-- PAGE EXTRACT --

* Start *

Secret memos show that the White House debated last year, to a greater degree than previously known, whether to limit habeas corpus rights for undocumented immigrants.



https://www.nytimes.com/2026/06/15/us/politics/trump-scharf-habeas-corpus-insurrection-act.html?unlocked_article_code=1.qVA.udsu.XAy4X9FMTHHA&smid=url-share

Last spring, Will Scharf, an arch-conservative lawyer serving as the White House staff secretary, wrote a secret memo to the chief of staff that reflected growing unease in the West Wing about one of the extreme measures being weighed by Stephen Miller, the powerful adviser driving President Trump’s deportation campaign.

Dated April 29, 2025, and stamped “confidential,” the memo was careful and lawyerly but amounted to a warning against end-running the rule of law. The subject line read: “THE WRIT OF HABEAS CORPUS.”.....

Inside the White House, Mr. Miller, the influential deputy chief of staff, saw an opening for an idea he had raised previously: What if Mr. Trump simply claimed the power to suspend habeas corpus?

Then the locked-up immigrants would be blocked from receiving hearings or even from seeking court orders to prevent their removal from the country. This was an opportunity for Mr. Trump not only to speed up deportations, but also to assert vastly expanded power over a legal system that was getting in his way......

Habeas corpus had been formally suspended only four times, most recently after Pearl Harbor. In every case, the country was at war or facing armed rebellion. Only Lincoln, at the start of the Civil War, had ever claimed the power without congressional authorization, and only during a long congressional recess......

Under immense public pressure, the administration would subsequently take a different course of action. The most vocal immigration hard-liner, Gregory Bovino, the Customs and Border Protection commander-at-large, was removed from his post, and the administration held back on ICE pushes in cities in the weeks after Mr. Pretti’s death.

Yet just as the idea of suspending habeas corpus was set aside but never fully abandoned by some inside the White House, the Insurrection Act, at least in the eyes of its proponents, would remain a loaded weapon in a West Wing eager to test the limits of presidential power.

There is a long and detailed article on the discussions in the trump White House on suspending the writ of habeas corpus or invoking the Insurrection Act. After reading this article, I am scared. Firing Bovino was the right move but I fear that if trump loses the midterms, we may see the writ of habeas corpus suspended.

* End *

-- TASK REQUIREMENTS --
1. List every person the habeas corpus excerpt mentions by name.
2. Rewrite the stretch of the habeas corpus excerpt from "Inside the White House, Mr." through "long congressional recess......", swapping "deportations" for "removals".

-- MATERIAL --
* Start *

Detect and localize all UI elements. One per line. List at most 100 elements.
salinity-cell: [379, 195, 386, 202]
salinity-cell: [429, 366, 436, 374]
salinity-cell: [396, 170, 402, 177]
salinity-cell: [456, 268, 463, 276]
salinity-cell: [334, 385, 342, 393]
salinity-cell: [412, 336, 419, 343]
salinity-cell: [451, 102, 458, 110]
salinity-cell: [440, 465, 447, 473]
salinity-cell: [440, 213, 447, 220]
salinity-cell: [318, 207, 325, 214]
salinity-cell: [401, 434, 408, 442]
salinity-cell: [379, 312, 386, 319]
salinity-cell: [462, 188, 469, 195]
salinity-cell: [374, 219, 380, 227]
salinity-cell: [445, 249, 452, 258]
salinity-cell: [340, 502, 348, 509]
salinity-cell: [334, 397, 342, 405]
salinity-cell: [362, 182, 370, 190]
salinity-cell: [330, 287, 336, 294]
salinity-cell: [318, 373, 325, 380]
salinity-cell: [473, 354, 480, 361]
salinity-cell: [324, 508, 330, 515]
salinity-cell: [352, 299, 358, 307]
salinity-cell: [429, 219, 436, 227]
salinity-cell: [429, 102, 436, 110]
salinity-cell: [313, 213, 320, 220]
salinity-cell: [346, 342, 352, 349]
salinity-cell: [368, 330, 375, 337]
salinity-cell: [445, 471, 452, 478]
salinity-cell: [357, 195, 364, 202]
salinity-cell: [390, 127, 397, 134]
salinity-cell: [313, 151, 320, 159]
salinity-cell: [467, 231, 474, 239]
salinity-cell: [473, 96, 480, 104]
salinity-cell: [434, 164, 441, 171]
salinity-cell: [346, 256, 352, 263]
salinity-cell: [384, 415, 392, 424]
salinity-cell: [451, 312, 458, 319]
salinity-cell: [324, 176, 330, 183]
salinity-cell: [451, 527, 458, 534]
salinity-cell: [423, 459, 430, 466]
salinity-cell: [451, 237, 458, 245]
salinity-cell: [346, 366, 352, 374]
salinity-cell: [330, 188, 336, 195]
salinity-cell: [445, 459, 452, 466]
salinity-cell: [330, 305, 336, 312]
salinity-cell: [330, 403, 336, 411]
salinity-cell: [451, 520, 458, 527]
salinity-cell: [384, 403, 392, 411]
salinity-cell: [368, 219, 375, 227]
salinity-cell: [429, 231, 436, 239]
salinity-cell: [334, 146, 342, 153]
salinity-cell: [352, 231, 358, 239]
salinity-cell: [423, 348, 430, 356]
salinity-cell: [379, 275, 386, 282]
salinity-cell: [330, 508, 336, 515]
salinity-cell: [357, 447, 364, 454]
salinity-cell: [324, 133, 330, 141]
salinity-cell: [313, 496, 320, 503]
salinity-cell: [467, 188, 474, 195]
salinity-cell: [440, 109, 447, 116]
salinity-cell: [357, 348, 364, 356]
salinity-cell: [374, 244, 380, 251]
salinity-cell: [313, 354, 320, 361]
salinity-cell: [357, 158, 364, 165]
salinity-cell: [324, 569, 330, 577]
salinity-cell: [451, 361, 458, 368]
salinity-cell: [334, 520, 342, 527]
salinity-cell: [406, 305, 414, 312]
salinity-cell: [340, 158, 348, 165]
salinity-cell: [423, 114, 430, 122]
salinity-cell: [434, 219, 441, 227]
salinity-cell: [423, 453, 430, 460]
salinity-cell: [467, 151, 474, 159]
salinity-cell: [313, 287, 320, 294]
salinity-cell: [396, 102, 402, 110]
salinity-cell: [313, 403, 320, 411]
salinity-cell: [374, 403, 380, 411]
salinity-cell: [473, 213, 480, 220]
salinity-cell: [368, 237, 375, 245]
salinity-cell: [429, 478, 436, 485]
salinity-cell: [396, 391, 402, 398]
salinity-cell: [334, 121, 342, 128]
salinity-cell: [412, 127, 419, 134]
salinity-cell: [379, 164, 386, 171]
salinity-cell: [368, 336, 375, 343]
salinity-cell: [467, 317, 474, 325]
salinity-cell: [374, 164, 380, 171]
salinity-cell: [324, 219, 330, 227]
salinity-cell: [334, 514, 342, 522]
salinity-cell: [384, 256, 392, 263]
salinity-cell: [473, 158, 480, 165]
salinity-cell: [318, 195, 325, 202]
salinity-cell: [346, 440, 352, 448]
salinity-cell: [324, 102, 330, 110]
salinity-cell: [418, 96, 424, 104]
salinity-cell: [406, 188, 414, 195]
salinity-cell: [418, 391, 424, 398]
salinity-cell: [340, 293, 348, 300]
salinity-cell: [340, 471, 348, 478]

* End *

-- RESPONSES IN ORDER --
1. Will Scharf, Stephen Miller, Trump, Lincoln, Gregory Bovino, Pretti

2.
Inside the White House, Mr. Miller, the influential deputy chief of staff, saw an opening for an idea he had raised previously: What if Mr. Trump simply claimed the power to suspend habeas corpus?

Then the locked-up immigrants would be blocked from receiving hearings or even from seeking court orders to prevent their removal from the country. This was an opportunity for Mr. Trump not only to speed up removals, but also to assert vastly expanded power over a legal system that was getting in his way......

Habeas corpus had been formally suspended only four times, most recently after Pearl Harbor. In every case, the country was at war or facing armed rebellion. Only Lincoln, at the start of the Civil War, had ever claimed the power without congressional authorization, and only during a long congressional recess......